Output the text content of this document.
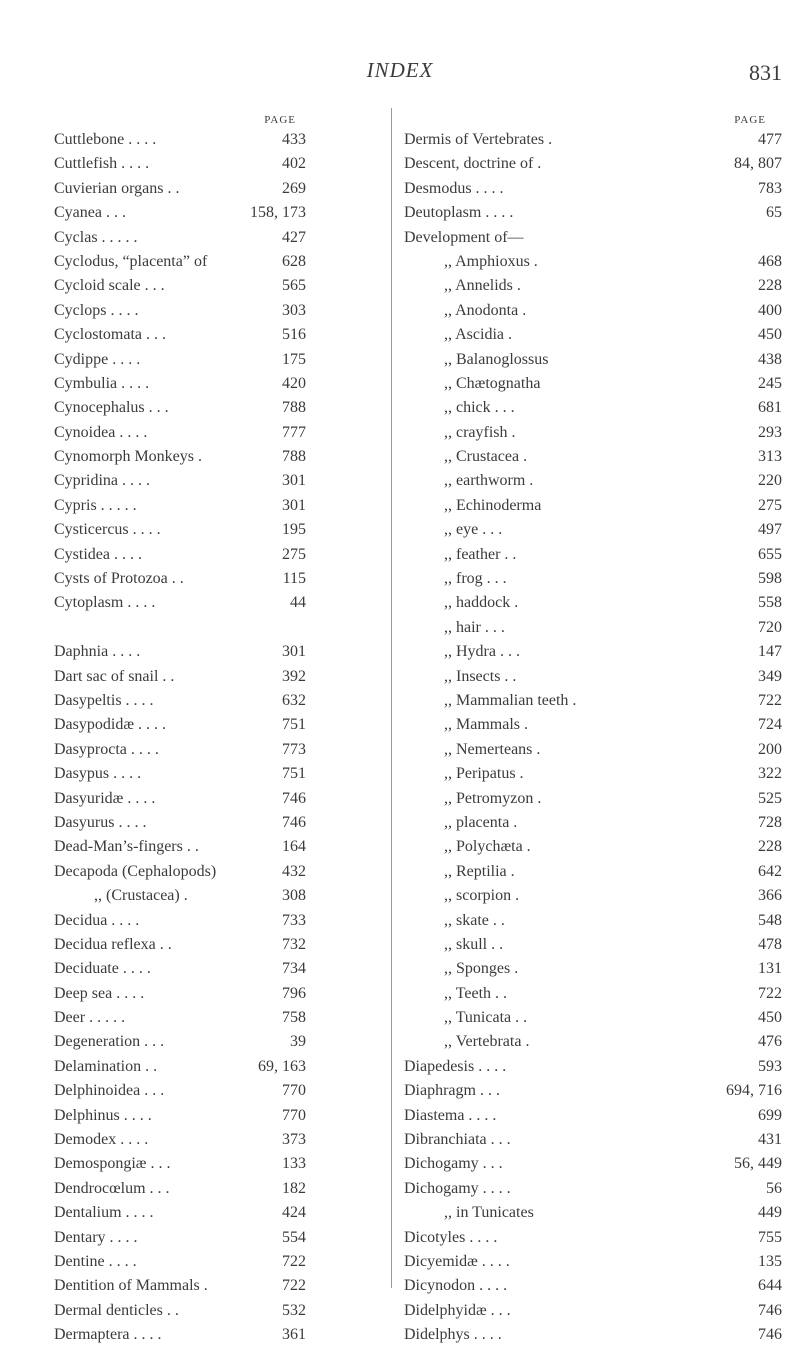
INDEX	831
PAGE
Cuttlebone . . . .	433
Cuttlefish . . . .	402
Cuvierian organs . .	269
Cyanea . . .	158, 173
Cyclas . . . . .	427
Cyclodus, “placenta” of	628
Cycloid scale . . .	565
Cyclops . . . .	303
Cyclostomata . . .	516
Cydippe . . . .	175
Cymbulia . . . .	420
Cynocephalus . . .	788
Cynoidea . . . .	777
Cynomorph Monkeys .	788
Cypridina . . . .	301
Cypris . . . . .	301
Cysticercus . . . .	195
Cystidea . . . .	275
Cysts of Protozoa . .	115
Cytoplasm . . . .	44
Daphnia . . . .	301
Dart sac of snail . .	392
Dasypeltis . . . .	632
Dasypodidæ . . . .	751
Dasyprocta . . . .	773
Dasypus . . . .	751
Dasyuridæ . . . .	746
Dasyurus . . . .	746
Dead-Man’s-fingers . .	164
Decapoda (Cephalopods)	432
,, (Crustacea) .	308
Decidua . . . .	733
Decidua reflexa . .	732
Deciduate . . . .	734
Deep sea . . . .	796
Deer . . . . .	758
Degeneration . . .	39
Delamination . .	69, 163
Delphinoidea . . .	770
Delphinus . . . .	770
Demodex . . . .	373
Demospongiæ . . .	133
Dendrocœlum . . .	182
Dentalium . . . .	424
Dentary . . . .	554
Dentine . . . .	722
Dentition of Mammals .	722
Dermal denticles . .	532
Dermaptera . . . .	361
PAGE
Dermis of Vertebrates .	477
Descent, doctrine of .	84, 807
Desmodus . . . .	783
Deutoplasm . . . .	65
Development of—
,, Amphioxus .	468
,, Annelids .	228
,, Anodonta .	400
,, Ascidia .	450
,, Balanoglossus	438
,, Chætognatha	245
,, chick . . .	681
,, crayfish .	293
,, Crustacea .	313
,, earthworm .	220
,, Echinoderma	275
,, eye . . .	497
,, feather . .	655
,, frog . . .	598
,, haddock .	558
,, hair . . .	720
,, Hydra . . .	147
,, Insects . .	349
,, Mammalian teeth .	722
,, Mammals .	724
,, Nemerteans .	200
,, Peripatus .	322
,, Petromyzon .	525
,, placenta .	728
,, Polychæta .	228
,, Reptilia .	642
,, scorpion .	366
,, skate . .	548
,, skull . .	478
,, Sponges .	131
,, Teeth . .	722
,, Tunicata . .	450
,, Vertebrata .	476
Diapedesis . . . .	593
Diaphragm . . .	694, 716
Diastema . . . .	699
Dibranchiata . . .	431
Dichogamy . . .	56, 449
Dichogamy . . . .	56
,, in Tunicates	449
Dicotyles . . . .	755
Dicyemidæ . . . .	135
Dicynodon . . . .	644
Didelphyidæ . . .	746
Didelphys . . . .	746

Task description:
What is the number of lines in the data above that include the word "Mammals"? Answer with that number only.

Answer for the task:
2